> [Short exercise] Write out each line of the listing as it stands, without the images.

☆ ☆ ☆ ☆ ☆

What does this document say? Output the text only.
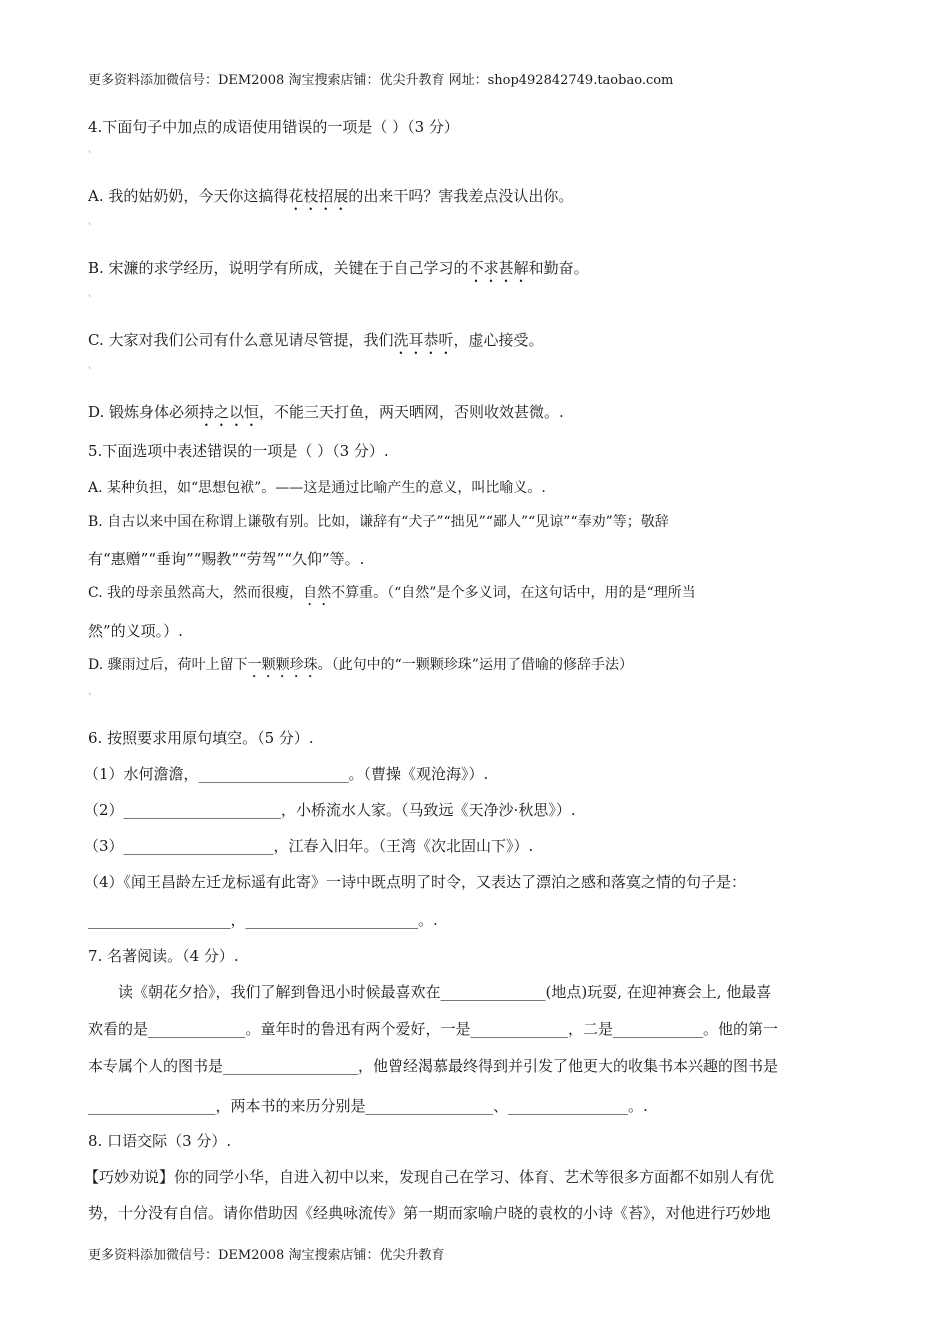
更多资料添加微信号：DEM2008 淘宝搜索店铺：优尖升教育 网址：shop492842749.taobao.com
4.下面句子中加点的成语使用错误的一项是（ ）（3 分）
、
A. 我的姑奶奶，今天你这搞得花枝招展的出来干吗？害我差点没认出你。
、
B. 宋濂的求学经历，说明学有所成，关键在于自己学习的不求甚解和勤奋。
、
C. 大家对我们公司有什么意见请尽管提，我们洗耳恭听，虚心接受。
、
D. 锻炼身体必须持之以恒，不能三天打鱼，两天晒网，否则收效甚微。.
5.下面选项中表述错误的一项是（ ）（3 分）.
A. 某种负担，如“思想包袱”。——这是通过比喻产生的意义，叫比喻义。.
B. 自古以来中国在称谓上谦敬有别。比如，谦辞有“犬子”“拙见”“鄙人”“见谅”“奉劝”等；敬辞
有“惠赠”“垂询”“赐教”“劳驾”“久仰”等。.
C. 我的母亲虽然高大，然而很瘦，自然不算重。（“自然”是个多义词，在这句话中，用的是“理所当
然”的义项。）.
D. 骤雨过后，荷叶上留下一颗颗珍珠。（此句中的“一颗颗珍珠”运用了借喻的修辞手法）
、
6. 按照要求用原句填空。（5 分）.
（1）水何澹澹，____________________。（曹操《观沧海》）.
（2）_____________________，小桥流水人家。（马致远《天净沙·秋思》）.
（3）____________________，江春入旧年。（王湾《次北固山下》）.
（4）《闻王昌龄左迁龙标遥有此寄》一诗中既点明了时令，又表达了漂泊之感和落寞之情的句子是：
___________________，_______________________。.
7. 名著阅读。（4 分）.
读《朝花夕拾》，我们了解到鲁迅小时候最喜欢在______________(地点)玩耍, 在迎神赛会上, 他最喜
欢看的是_____________。童年时的鲁迅有两个爱好，一是_____________，二是____________。他的第一
本专属个人的图书是__________________，他曾经渴慕最终得到并引发了他更大的收集书本兴趣的图书是
_________________，两本书的来历分别是_________________、________________。.
8. 口语交际（3 分）.
【巧妙劝说】你的同学小华，自进入初中以来，发现自己在学习、体育、艺术等很多方面都不如别人有优
势，十分没有自信。请你借助因《经典咏流传》第一期而家喻户晓的袁枚的小诗《苔》，对他进行巧妙地
更多资料添加微信号：DEM2008 淘宝搜索店铺：优尖升教育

☆ ☆ ☆ ☆ ☆

> [Reply]
What does this document say? Output the text only.
更多资料添加微信号：DEM2008 淘宝搜索店铺：优尖升教育 网址：shop492842749.taobao.com
4.下面句子中加点的成语使用错误的一项是（ ）（3 分）
、
A. 我的姑奶奶，今天你这搞得花枝招展的出来干吗？害我差点没认出你。
、
B. 宋濂的求学经历，说明学有所成，关键在于自己学习的不求甚解和勤奋。
、
C. 大家对我们公司有什么意见请尽管提，我们洗耳恭听，虚心接受。
、
D. 锻炼身体必须持之以恒，不能三天打鱼，两天晒网，否则收效甚微。.
5.下面选项中表述错误的一项是（ ）（3 分）.
A. 某种负担，如“思想包袱”。——这是通过比喻产生的意义，叫比喻义。.
B. 自古以来中国在称谓上谦敬有别。比如，谦辞有“犬子”“拙见”“鄙人”“见谅”“奉劝”等；敬辞
有“惠赠”“垂询”“赐教”“劳驾”“久仰”等。.
C. 我的母亲虽然高大，然而很瘦，自然不算重。（“自然”是个多义词，在这句话中，用的是“理所当
然”的义项。）.
D. 骤雨过后，荷叶上留下一颗颗珍珠。（此句中的“一颗颗珍珠”运用了借喻的修辞手法）
、
6. 按照要求用原句填空。（5 分）.
（1）水何澹澹，____________________。（曹操《观沧海》）.
（2）_____________________，小桥流水人家。（马致远《天净沙·秋思》）.
（3）____________________，江春入旧年。（王湾《次北固山下》）.
（4）《闻王昌龄左迁龙标遥有此寄》一诗中既点明了时令，又表达了漂泊之感和落寞之情的句子是：
___________________，_______________________。.
7. 名著阅读。（4 分）.
读《朝花夕拾》，我们了解到鲁迅小时候最喜欢在______________(地点)玩耍, 在迎神赛会上, 他最喜
欢看的是_____________。童年时的鲁迅有两个爱好，一是_____________，二是____________。他的第一
本专属个人的图书是__________________，他曾经渴慕最终得到并引发了他更大的收集书本兴趣的图书是
_________________，两本书的来历分别是_________________、________________。.
8. 口语交际（3 分）.
【巧妙劝说】你的同学小华，自进入初中以来，发现自己在学习、体育、艺术等很多方面都不如别人有优
势，十分没有自信。请你借助因《经典咏流传》第一期而家喻户晓的袁枚的小诗《苔》，对他进行巧妙地
更多资料添加微信号：DEM2008 淘宝搜索店铺：优尖升教育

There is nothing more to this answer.